* Start *
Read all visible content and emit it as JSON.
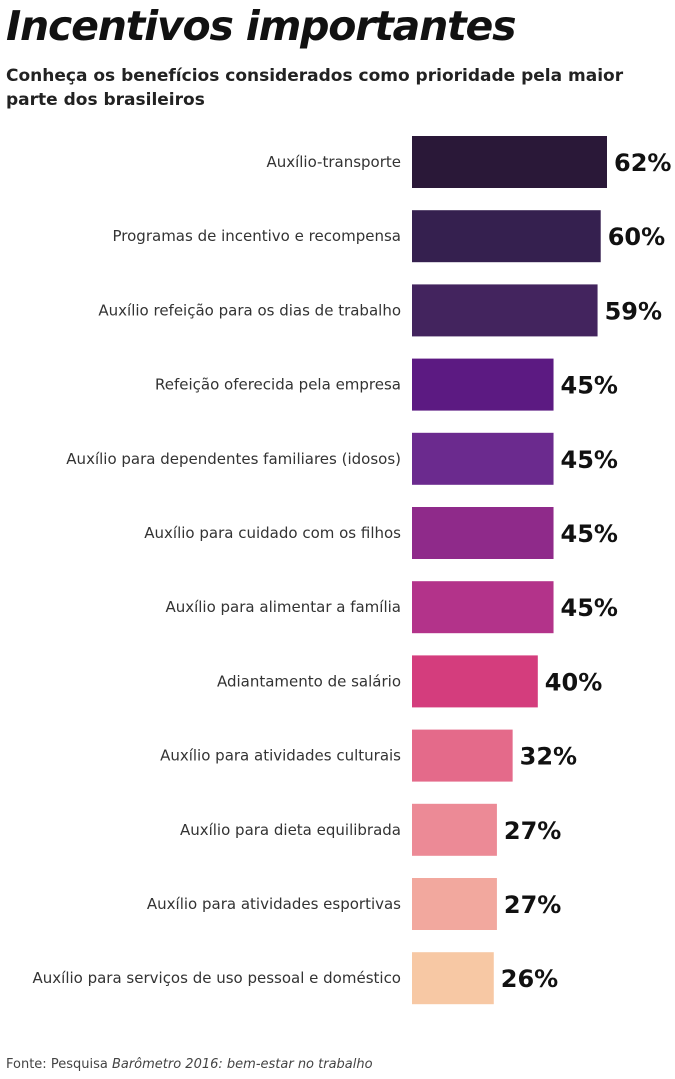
{
  "header": {
    "title": "Incentivos importantes",
    "subtitle": "Conheça os benefícios considerados como prioridade pela maior parte dos brasileiros"
  },
  "chart_data": {
    "type": "bar",
    "orientation": "horizontal",
    "categories": [
      "Auxílio-transporte",
      "Programas de incentivo e recompensa",
      "Auxílio refeição para os dias de trabalho",
      "Refeição oferecida pela empresa",
      "Auxílio para dependentes familiares (idosos)",
      "Auxílio para cuidado com os filhos",
      "Auxílio para alimentar a família",
      "Adiantamento de salário",
      "Auxílio para atividades culturais",
      "Auxílio para dieta equilibrada",
      "Auxílio para atividades esportivas",
      "Auxílio para serviços de uso pessoal e doméstico"
    ],
    "values": [
      62,
      60,
      59,
      45,
      45,
      45,
      45,
      40,
      32,
      27,
      27,
      26
    ],
    "value_labels": [
      "62%",
      "60%",
      "59%",
      "45%",
      "45%",
      "45%",
      "45%",
      "40%",
      "32%",
      "27%",
      "27%",
      "26%"
    ],
    "colors": [
      "#2a1838",
      "#35204f",
      "#43245e",
      "#5c1a82",
      "#6b2a8e",
      "#8f2a8a",
      "#b3338a",
      "#d43d7d",
      "#e46a8a",
      "#ec8a96",
      "#f2a89e",
      "#f7c8a4"
    ],
    "grid": false,
    "legend": "none"
  },
  "source": {
    "prefix": "Fonte: Pesquisa ",
    "name": "Barômetro 2016: bem-estar no trabalho"
  }
}
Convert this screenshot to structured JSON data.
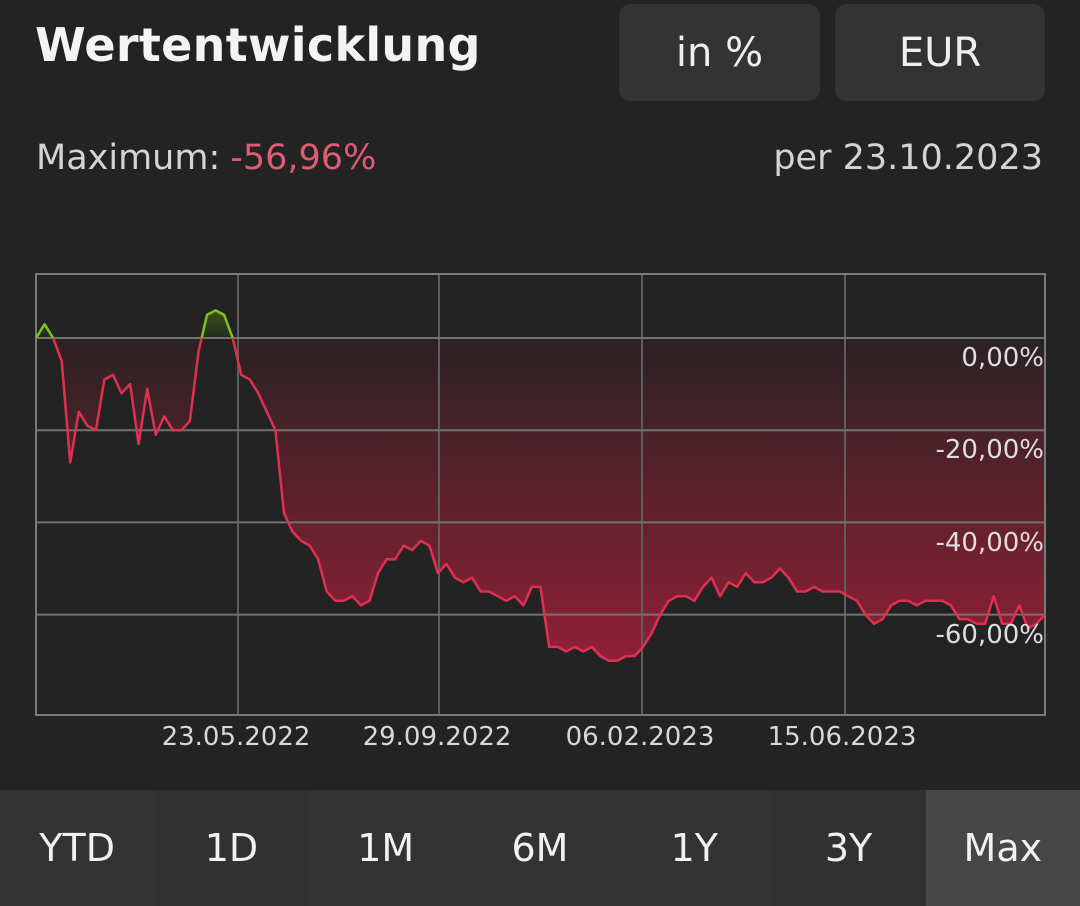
{
  "header": {
    "title": "Wertentwicklung",
    "unit_button": "in %",
    "currency_button": "EUR"
  },
  "summary": {
    "maximum_label": "Maximum:",
    "maximum_value": "-56,96%",
    "as_of": "per 23.10.2023"
  },
  "colors": {
    "background": "#232323",
    "negative": "#e0304f",
    "positive": "#7cc21b",
    "max_value_text": "#e05a73",
    "grid": "#6a6a6a"
  },
  "range_tabs": {
    "items": [
      {
        "label": "YTD"
      },
      {
        "label": "1D"
      },
      {
        "label": "1M"
      },
      {
        "label": "6M"
      },
      {
        "label": "1Y"
      },
      {
        "label": "3Y"
      },
      {
        "label": "Max"
      }
    ],
    "active": "Max"
  },
  "chart_data": {
    "type": "line",
    "title": "Wertentwicklung",
    "xlabel": "",
    "ylabel": "",
    "x_tick_labels": [
      "23.05.2022",
      "29.09.2022",
      "06.02.2023",
      "15.06.2023"
    ],
    "y_tick_labels": [
      "0,00%",
      "-20,00%",
      "-40,00%",
      "-60,00%"
    ],
    "y_ticks": [
      0,
      -20,
      -40,
      -60
    ],
    "ylim": [
      -81,
      14
    ],
    "grid": true,
    "legend": null,
    "series": [
      {
        "name": "Wertentwicklung in %",
        "x_range": [
          "2022-01",
          "2023-10-23"
        ],
        "values": [
          0,
          3,
          0,
          -5,
          -27,
          -16,
          -19,
          -20,
          -9,
          -8,
          -12,
          -10,
          -23,
          -11,
          -21,
          -17,
          -20,
          -20,
          -18,
          -3,
          5,
          6,
          5,
          0,
          -8,
          -9,
          -12,
          -16,
          -20,
          -38,
          -42,
          -44,
          -45,
          -48,
          -55,
          -57,
          -57,
          -56,
          -58,
          -57,
          -51,
          -48,
          -48,
          -45,
          -46,
          -44,
          -45,
          -51,
          -49,
          -52,
          -53,
          -52,
          -55,
          -55,
          -56,
          -57,
          -56,
          -58,
          -54,
          -54,
          -67,
          -67,
          -68,
          -67,
          -68,
          -67,
          -69,
          -70,
          -70,
          -69,
          -69,
          -67,
          -64,
          -60,
          -57,
          -56,
          -56,
          -57,
          -54,
          -52,
          -56,
          -53,
          -54,
          -51,
          -53,
          -53,
          -52,
          -50,
          -52,
          -55,
          -55,
          -54,
          -55,
          -55,
          -55,
          -56,
          -57,
          -60,
          -62,
          -61,
          -58,
          -57,
          -57,
          -58,
          -57,
          -57,
          -57,
          -58,
          -61,
          -61,
          -62,
          -62,
          -56,
          -62,
          -62,
          -58,
          -63,
          -62,
          -60
        ]
      }
    ],
    "annotations": [
      "Maximum: -56,96%",
      "per 23.10.2023"
    ]
  }
}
* End *
Requirements | Using the data above, print every line exactly, omitting pictures.

Answer to the exercise |
Read all visible content and emit it as JSON.
{
  "header": {
    "title": "Incentivos importantes",
    "subtitle": "Conheça os benefícios considerados como prioridade pela maior parte dos brasileiros"
  },
  "chart_data": {
    "type": "bar",
    "orientation": "horizontal",
    "categories": [
      "Auxílio-transporte",
      "Programas de incentivo e recompensa",
      "Auxílio refeição para os dias de trabalho",
      "Refeição oferecida pela empresa",
      "Auxílio para dependentes familiares (idosos)",
      "Auxílio para cuidado com os filhos",
      "Auxílio para alimentar a família",
      "Adiantamento de salário",
      "Auxílio para atividades culturais",
      "Auxílio para dieta equilibrada",
      "Auxílio para atividades esportivas",
      "Auxílio para serviços de uso pessoal e doméstico"
    ],
    "values": [
      62,
      60,
      59,
      45,
      45,
      45,
      45,
      40,
      32,
      27,
      27,
      26
    ],
    "value_labels": [
      "62%",
      "60%",
      "59%",
      "45%",
      "45%",
      "45%",
      "45%",
      "40%",
      "32%",
      "27%",
      "27%",
      "26%"
    ],
    "colors": [
      "#2a1838",
      "#35204f",
      "#43245e",
      "#5c1a82",
      "#6b2a8e",
      "#8f2a8a",
      "#b3338a",
      "#d43d7d",
      "#e46a8a",
      "#ec8a96",
      "#f2a89e",
      "#f7c8a4"
    ],
    "grid": false,
    "legend": "none"
  },
  "source": {
    "prefix": "Fonte: Pesquisa ",
    "name": "Barômetro 2016: bem-estar no trabalho"
  }
}
Convert this screenshot to structured JSON data.
{
  "header": {
    "title": "Wertentwicklung",
    "unit_button": "in %",
    "currency_button": "EUR"
  },
  "summary": {
    "maximum_label": "Maximum:",
    "maximum_value": "-56,96%",
    "as_of": "per 23.10.2023"
  },
  "colors": {
    "background": "#232323",
    "negative": "#e0304f",
    "positive": "#7cc21b",
    "max_value_text": "#e05a73",
    "grid": "#6a6a6a"
  },
  "range_tabs": {
    "items": [
      {
        "label": "YTD"
      },
      {
        "label": "1D"
      },
      {
        "label": "1M"
      },
      {
        "label": "6M"
      },
      {
        "label": "1Y"
      },
      {
        "label": "3Y"
      },
      {
        "label": "Max"
      }
    ],
    "active": "Max"
  },
  "chart_data": {
    "type": "line",
    "title": "Wertentwicklung",
    "xlabel": "",
    "ylabel": "",
    "x_tick_labels": [
      "23.05.2022",
      "29.09.2022",
      "06.02.2023",
      "15.06.2023"
    ],
    "y_tick_labels": [
      "0,00%",
      "-20,00%",
      "-40,00%",
      "-60,00%"
    ],
    "y_ticks": [
      0,
      -20,
      -40,
      -60
    ],
    "ylim": [
      -81,
      14
    ],
    "grid": true,
    "legend": null,
    "series": [
      {
        "name": "Wertentwicklung in %",
        "x_range": [
          "2022-01",
          "2023-10-23"
        ],
        "values": [
          0,
          3,
          0,
          -5,
          -27,
          -16,
          -19,
          -20,
          -9,
          -8,
          -12,
          -10,
          -23,
          -11,
          -21,
          -17,
          -20,
          -20,
          -18,
          -3,
          5,
          6,
          5,
          0,
          -8,
          -9,
          -12,
          -16,
          -20,
          -38,
          -42,
          -44,
          -45,
          -48,
          -55,
          -57,
          -57,
          -56,
          -58,
          -57,
          -51,
          -48,
          -48,
          -45,
          -46,
          -44,
          -45,
          -51,
          -49,
          -52,
          -53,
          -52,
          -55,
          -55,
          -56,
          -57,
          -56,
          -58,
          -54,
          -54,
          -67,
          -67,
          -68,
          -67,
          -68,
          -67,
          -69,
          -70,
          -70,
          -69,
          -69,
          -67,
          -64,
          -60,
          -57,
          -56,
          -56,
          -57,
          -54,
          -52,
          -56,
          -53,
          -54,
          -51,
          -53,
          -53,
          -52,
          -50,
          -52,
          -55,
          -55,
          -54,
          -55,
          -55,
          -55,
          -56,
          -57,
          -60,
          -62,
          -61,
          -58,
          -57,
          -57,
          -58,
          -57,
          -57,
          -57,
          -58,
          -61,
          -61,
          -62,
          -62,
          -56,
          -62,
          -62,
          -58,
          -63,
          -62,
          -60
        ]
      }
    ],
    "annotations": [
      "Maximum: -56,96%",
      "per 23.10.2023"
    ]
  }
}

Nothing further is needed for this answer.